Stored items from a collection
---
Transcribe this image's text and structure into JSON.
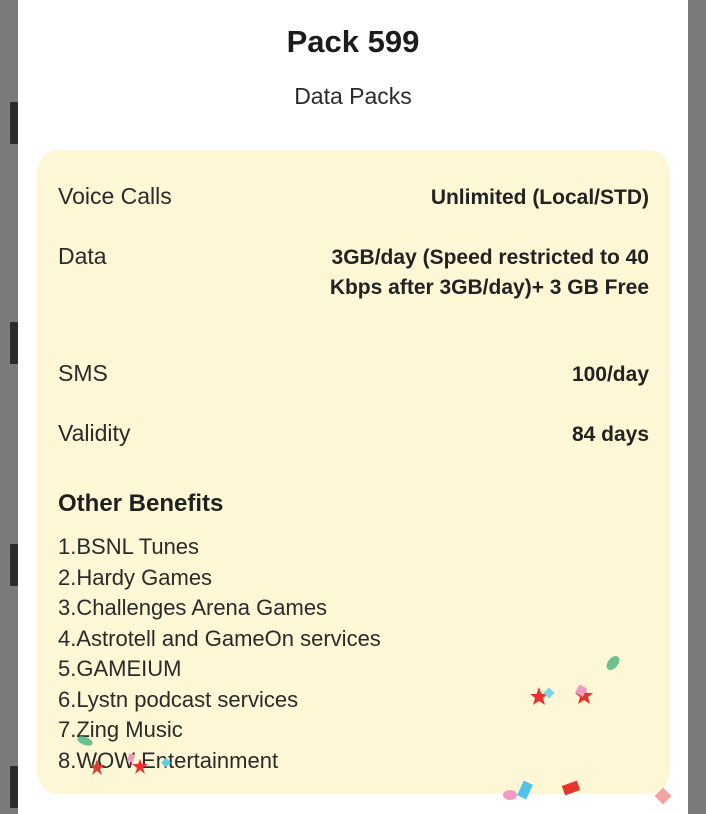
{
  "header": {
    "title": "Pack 599",
    "subtitle": "Data Packs"
  },
  "details": [
    {
      "label": "Voice Calls",
      "value": "Unlimited (Local/STD)"
    },
    {
      "label": "Data",
      "value": "3GB/day  (Speed restricted to 40 Kbps after 3GB/day)+ 3 GB Free"
    },
    {
      "label": "SMS",
      "value": "100/day"
    },
    {
      "label": "Validity",
      "value": "84 days"
    }
  ],
  "benefits": {
    "heading": "Other Benefits",
    "items": [
      "1.BSNL Tunes",
      "2.Hardy Games",
      "3.Challenges Arena Games",
      "4.Astrotell and GameOn services",
      "5.GAMEIUM",
      "6.Lystn podcast services",
      "7.Zing Music",
      "8.WOW Entertainment"
    ]
  },
  "colors": {
    "card_background": "#fdf7d6",
    "sheet_background": "#ffffff",
    "overlay": "#7a7a7a"
  }
}
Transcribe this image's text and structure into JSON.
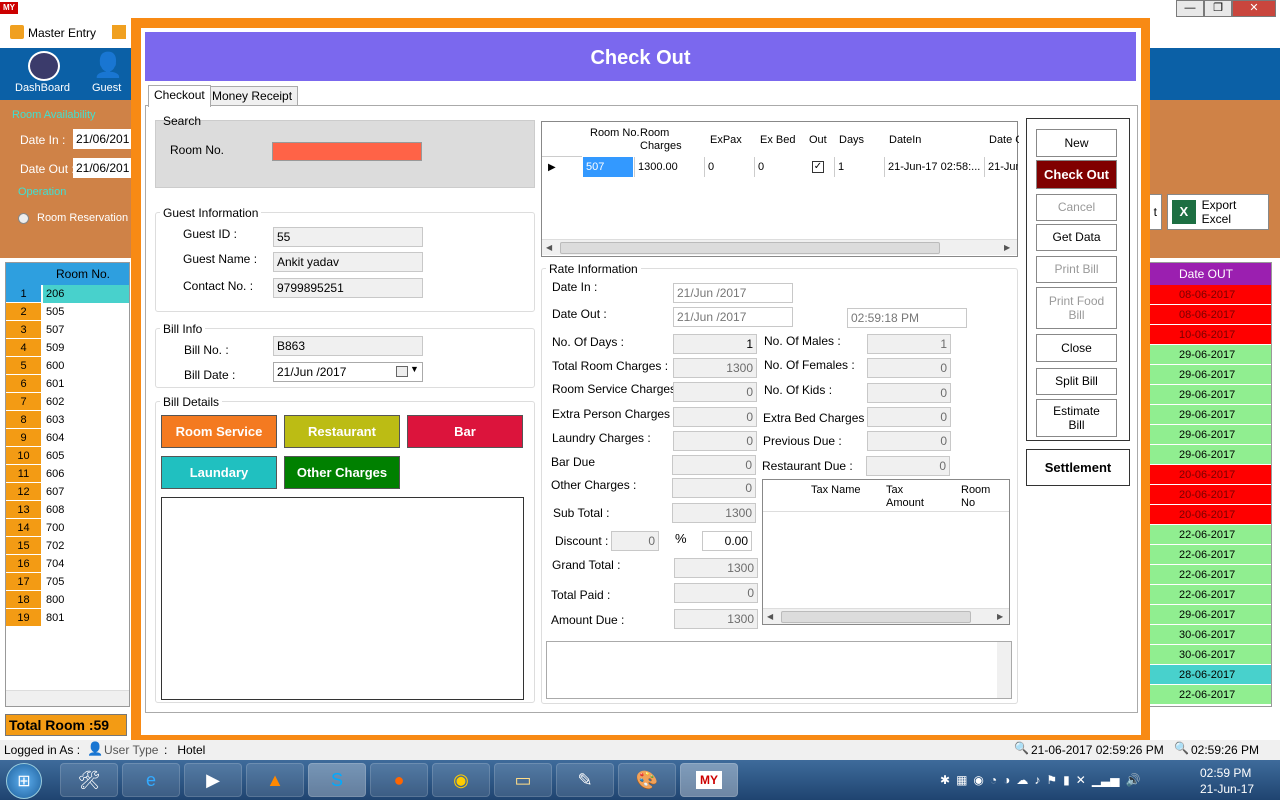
{
  "app": {
    "logo": "MY",
    "menu_master_entry": "Master Entry"
  },
  "sidebar": {
    "dashboard_label": "DashBoard",
    "guest_label": "Guest",
    "room_availability": "Room Availability",
    "date_in_label": "Date In :",
    "date_in_value": "21/06/201",
    "date_out_label": "Date Out :",
    "date_out_value": "21/06/201",
    "operation_label": "Operation",
    "room_reservation": "Room Reservation",
    "grid_header": "Room No.",
    "rooms": [
      {
        "n": "1",
        "room": "206"
      },
      {
        "n": "2",
        "room": "505"
      },
      {
        "n": "3",
        "room": "507"
      },
      {
        "n": "4",
        "room": "509"
      },
      {
        "n": "5",
        "room": "600"
      },
      {
        "n": "6",
        "room": "601"
      },
      {
        "n": "7",
        "room": "602"
      },
      {
        "n": "8",
        "room": "603"
      },
      {
        "n": "9",
        "room": "604"
      },
      {
        "n": "10",
        "room": "605"
      },
      {
        "n": "11",
        "room": "606"
      },
      {
        "n": "12",
        "room": "607"
      },
      {
        "n": "13",
        "room": "608"
      },
      {
        "n": "14",
        "room": "700"
      },
      {
        "n": "15",
        "room": "702"
      },
      {
        "n": "16",
        "room": "704"
      },
      {
        "n": "17",
        "room": "705"
      },
      {
        "n": "18",
        "room": "800"
      },
      {
        "n": "19",
        "room": "801"
      }
    ],
    "total_room": "Total Room :59"
  },
  "right_panel": {
    "export_excel": "Export Excel",
    "partial_button": "t",
    "date_out_header": "Date OUT",
    "dates": [
      {
        "d": "08-06-2017",
        "c": "#ff0000"
      },
      {
        "d": "08-06-2017",
        "c": "#ff0000"
      },
      {
        "d": "10-06-2017",
        "c": "#ff0000"
      },
      {
        "d": "29-06-2017",
        "c": "#90ee90"
      },
      {
        "d": "29-06-2017",
        "c": "#90ee90"
      },
      {
        "d": "29-06-2017",
        "c": "#90ee90"
      },
      {
        "d": "29-06-2017",
        "c": "#90ee90"
      },
      {
        "d": "29-06-2017",
        "c": "#90ee90"
      },
      {
        "d": "29-06-2017",
        "c": "#90ee90"
      },
      {
        "d": "20-06-2017",
        "c": "#ff0000"
      },
      {
        "d": "20-06-2017",
        "c": "#ff0000"
      },
      {
        "d": "20-06-2017",
        "c": "#ff0000"
      },
      {
        "d": "22-06-2017",
        "c": "#90ee90"
      },
      {
        "d": "22-06-2017",
        "c": "#90ee90"
      },
      {
        "d": "22-06-2017",
        "c": "#90ee90"
      },
      {
        "d": "22-06-2017",
        "c": "#90ee90"
      },
      {
        "d": "29-06-2017",
        "c": "#90ee90"
      },
      {
        "d": "30-06-2017",
        "c": "#90ee90"
      },
      {
        "d": "30-06-2017",
        "c": "#90ee90"
      },
      {
        "d": "28-06-2017",
        "c": "#48d1cc"
      },
      {
        "d": "22-06-2017",
        "c": "#90ee90"
      }
    ]
  },
  "checkout": {
    "title": "Check Out",
    "tabs": [
      "Checkout",
      "Money Receipt"
    ],
    "search": {
      "legend": "Search",
      "room_no_label": "Room No."
    },
    "guest_info": {
      "legend": "Guest Information",
      "guest_id_label": "Guest ID :",
      "guest_id": "55",
      "guest_name_label": "Guest Name :",
      "guest_name": "Ankit yadav",
      "contact_label": "Contact No. :",
      "contact": "9799895251"
    },
    "bill_info": {
      "legend": "Bill Info",
      "bill_no_label": "Bill No. :",
      "bill_no": "B863",
      "bill_date_label": "Bill Date :",
      "bill_date": "21/Jun /2017"
    },
    "bill_details": {
      "legend": "Bill Details",
      "room_service": "Room Service",
      "restaurant": "Restaurant",
      "bar": "Bar",
      "laundry": "Laundary",
      "other_charges": "Other Charges"
    },
    "room_grid": {
      "headers": [
        "Room No.",
        "Room Charges",
        "ExPax",
        "Ex Bed",
        "Out",
        "Days",
        "DateIn",
        "Date O"
      ],
      "row": {
        "room_no": "507",
        "room_charges": "1300.00",
        "expax": "0",
        "ex_bed": "0",
        "days": "1",
        "date_in": "21-Jun-17 02:58:...",
        "date_out": "21-Jun"
      }
    },
    "rate": {
      "legend": "Rate Information",
      "date_in_label": "Date In :",
      "date_in": "21/Jun /2017",
      "date_out_label": "Date Out :",
      "date_out": "21/Jun /2017",
      "time_out": "02:59:18 PM",
      "days_label": "No. Of Days :",
      "days": "1",
      "room_charges_label": "Total Room Charges :",
      "room_charges": "1300",
      "room_service_label": "Room Service Charges :",
      "room_service": "0",
      "extra_person_label": "Extra Person Charges :",
      "extra_person": "0",
      "laundry_label": "Laundry Charges :",
      "laundry": "0",
      "bar_due_label": "Bar Due",
      "bar_due": "0",
      "other_label": "Other Charges :",
      "other": "0",
      "sub_total_label": "Sub Total :",
      "sub_total": "1300",
      "discount_label": "Discount :",
      "discount": "0",
      "percent": "%",
      "discount_pct": "0.00",
      "grand_total_label": "Grand Total :",
      "grand_total": "1300",
      "total_paid_label": "Total Paid :",
      "total_paid": "0",
      "amount_due_label": "Amount Due :",
      "amount_due": "1300",
      "males_label": "No. Of Males :",
      "males": "1",
      "females_label": "No. Of Females :",
      "females": "0",
      "kids_label": "No. Of Kids :",
      "kids": "0",
      "extra_bed_label": "Extra Bed Charges :",
      "extra_bed": "0",
      "prev_due_label": "Previous Due :",
      "prev_due": "0",
      "rest_due_label": "Restaurant Due :",
      "rest_due": "0",
      "tax_headers": [
        "Tax Name",
        "Tax Amount",
        "Room No"
      ]
    },
    "actions": {
      "new": "New",
      "check_out": "Check Out",
      "cancel": "Cancel",
      "get_data": "Get Data",
      "print_bill": "Print Bill",
      "print_food_bill": "Print Food Bill",
      "close": "Close",
      "split_bill": "Split Bill",
      "estimate_bill": "Estimate Bill",
      "settlement": "Settlement"
    }
  },
  "status_bar": {
    "logged_in": "Logged in As :",
    "user_type": "User Type",
    "user_value": ":   Hotel",
    "datetime": "21-06-2017 02:59:26 PM",
    "time": "02:59:26 PM"
  },
  "taskbar": {
    "clock_time": "02:59 PM",
    "clock_date": "21-Jun-17",
    "my_hotel": "MY"
  }
}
---
• _Written task_:
Can you restate all the records above word for word while dropping the pictures?

• _Solution_:
Transcribe this image's text and structure into JSON.
{
  "header": {
    "title": "Pack 599",
    "subtitle": "Data Packs"
  },
  "details": [
    {
      "label": "Voice Calls",
      "value": "Unlimited (Local/STD)"
    },
    {
      "label": "Data",
      "value": "3GB/day  (Speed restricted to 40 Kbps after 3GB/day)+ 3 GB Free"
    },
    {
      "label": "SMS",
      "value": "100/day"
    },
    {
      "label": "Validity",
      "value": "84 days"
    }
  ],
  "benefits": {
    "heading": "Other Benefits",
    "items": [
      "1.BSNL Tunes",
      "2.Hardy Games",
      "3.Challenges Arena Games",
      "4.Astrotell and GameOn services",
      "5.GAMEIUM",
      "6.Lystn podcast services",
      "7.Zing Music",
      "8.WOW Entertainment"
    ]
  },
  "colors": {
    "card_background": "#fdf7d6",
    "sheet_background": "#ffffff",
    "overlay": "#7a7a7a"
  }
}
Transcribe this image's text and structure into JSON.
{
  "app": {
    "logo": "MY",
    "menu_master_entry": "Master Entry"
  },
  "sidebar": {
    "dashboard_label": "DashBoard",
    "guest_label": "Guest",
    "room_availability": "Room Availability",
    "date_in_label": "Date In :",
    "date_in_value": "21/06/201",
    "date_out_label": "Date Out :",
    "date_out_value": "21/06/201",
    "operation_label": "Operation",
    "room_reservation": "Room Reservation",
    "grid_header": "Room No.",
    "rooms": [
      {
        "n": "1",
        "room": "206"
      },
      {
        "n": "2",
        "room": "505"
      },
      {
        "n": "3",
        "room": "507"
      },
      {
        "n": "4",
        "room": "509"
      },
      {
        "n": "5",
        "room": "600"
      },
      {
        "n": "6",
        "room": "601"
      },
      {
        "n": "7",
        "room": "602"
      },
      {
        "n": "8",
        "room": "603"
      },
      {
        "n": "9",
        "room": "604"
      },
      {
        "n": "10",
        "room": "605"
      },
      {
        "n": "11",
        "room": "606"
      },
      {
        "n": "12",
        "room": "607"
      },
      {
        "n": "13",
        "room": "608"
      },
      {
        "n": "14",
        "room": "700"
      },
      {
        "n": "15",
        "room": "702"
      },
      {
        "n": "16",
        "room": "704"
      },
      {
        "n": "17",
        "room": "705"
      },
      {
        "n": "18",
        "room": "800"
      },
      {
        "n": "19",
        "room": "801"
      }
    ],
    "total_room": "Total Room :59"
  },
  "right_panel": {
    "export_excel": "Export Excel",
    "partial_button": "t",
    "date_out_header": "Date OUT",
    "dates": [
      {
        "d": "08-06-2017",
        "c": "#ff0000"
      },
      {
        "d": "08-06-2017",
        "c": "#ff0000"
      },
      {
        "d": "10-06-2017",
        "c": "#ff0000"
      },
      {
        "d": "29-06-2017",
        "c": "#90ee90"
      },
      {
        "d": "29-06-2017",
        "c": "#90ee90"
      },
      {
        "d": "29-06-2017",
        "c": "#90ee90"
      },
      {
        "d": "29-06-2017",
        "c": "#90ee90"
      },
      {
        "d": "29-06-2017",
        "c": "#90ee90"
      },
      {
        "d": "29-06-2017",
        "c": "#90ee90"
      },
      {
        "d": "20-06-2017",
        "c": "#ff0000"
      },
      {
        "d": "20-06-2017",
        "c": "#ff0000"
      },
      {
        "d": "20-06-2017",
        "c": "#ff0000"
      },
      {
        "d": "22-06-2017",
        "c": "#90ee90"
      },
      {
        "d": "22-06-2017",
        "c": "#90ee90"
      },
      {
        "d": "22-06-2017",
        "c": "#90ee90"
      },
      {
        "d": "22-06-2017",
        "c": "#90ee90"
      },
      {
        "d": "29-06-2017",
        "c": "#90ee90"
      },
      {
        "d": "30-06-2017",
        "c": "#90ee90"
      },
      {
        "d": "30-06-2017",
        "c": "#90ee90"
      },
      {
        "d": "28-06-2017",
        "c": "#48d1cc"
      },
      {
        "d": "22-06-2017",
        "c": "#90ee90"
      }
    ]
  },
  "checkout": {
    "title": "Check Out",
    "tabs": [
      "Checkout",
      "Money Receipt"
    ],
    "search": {
      "legend": "Search",
      "room_no_label": "Room No."
    },
    "guest_info": {
      "legend": "Guest Information",
      "guest_id_label": "Guest ID :",
      "guest_id": "55",
      "guest_name_label": "Guest Name :",
      "guest_name": "Ankit yadav",
      "contact_label": "Contact No. :",
      "contact": "9799895251"
    },
    "bill_info": {
      "legend": "Bill Info",
      "bill_no_label": "Bill No. :",
      "bill_no": "B863",
      "bill_date_label": "Bill Date :",
      "bill_date": "21/Jun /2017"
    },
    "bill_details": {
      "legend": "Bill Details",
      "room_service": "Room Service",
      "restaurant": "Restaurant",
      "bar": "Bar",
      "laundry": "Laundary",
      "other_charges": "Other Charges"
    },
    "room_grid": {
      "headers": [
        "Room No.",
        "Room Charges",
        "ExPax",
        "Ex Bed",
        "Out",
        "Days",
        "DateIn",
        "Date O"
      ],
      "row": {
        "room_no": "507",
        "room_charges": "1300.00",
        "expax": "0",
        "ex_bed": "0",
        "days": "1",
        "date_in": "21-Jun-17 02:58:...",
        "date_out": "21-Jun"
      }
    },
    "rate": {
      "legend": "Rate Information",
      "date_in_label": "Date In :",
      "date_in": "21/Jun /2017",
      "date_out_label": "Date Out :",
      "date_out": "21/Jun /2017",
      "time_out": "02:59:18 PM",
      "days_label": "No. Of Days :",
      "days": "1",
      "room_charges_label": "Total Room Charges :",
      "room_charges": "1300",
      "room_service_label": "Room Service Charges :",
      "room_service": "0",
      "extra_person_label": "Extra Person Charges :",
      "extra_person": "0",
      "laundry_label": "Laundry Charges :",
      "laundry": "0",
      "bar_due_label": "Bar Due",
      "bar_due": "0",
      "other_label": "Other Charges :",
      "other": "0",
      "sub_total_label": "Sub Total :",
      "sub_total": "1300",
      "discount_label": "Discount :",
      "discount": "0",
      "percent": "%",
      "discount_pct": "0.00",
      "grand_total_label": "Grand Total :",
      "grand_total": "1300",
      "total_paid_label": "Total Paid :",
      "total_paid": "0",
      "amount_due_label": "Amount Due :",
      "amount_due": "1300",
      "males_label": "No. Of Males :",
      "males": "1",
      "females_label": "No. Of Females :",
      "females": "0",
      "kids_label": "No. Of Kids :",
      "kids": "0",
      "extra_bed_label": "Extra Bed Charges :",
      "extra_bed": "0",
      "prev_due_label": "Previous Due :",
      "prev_due": "0",
      "rest_due_label": "Restaurant Due :",
      "rest_due": "0",
      "tax_headers": [
        "Tax Name",
        "Tax Amount",
        "Room No"
      ]
    },
    "actions": {
      "new": "New",
      "check_out": "Check Out",
      "cancel": "Cancel",
      "get_data": "Get Data",
      "print_bill": "Print Bill",
      "print_food_bill": "Print Food Bill",
      "close": "Close",
      "split_bill": "Split Bill",
      "estimate_bill": "Estimate Bill",
      "settlement": "Settlement"
    }
  },
  "status_bar": {
    "logged_in": "Logged in As :",
    "user_type": "User Type",
    "user_value": ":   Hotel",
    "datetime": "21-06-2017 02:59:26 PM",
    "time": "02:59:26 PM"
  },
  "taskbar": {
    "clock_time": "02:59 PM",
    "clock_date": "21-Jun-17",
    "my_hotel": "MY"
  }
}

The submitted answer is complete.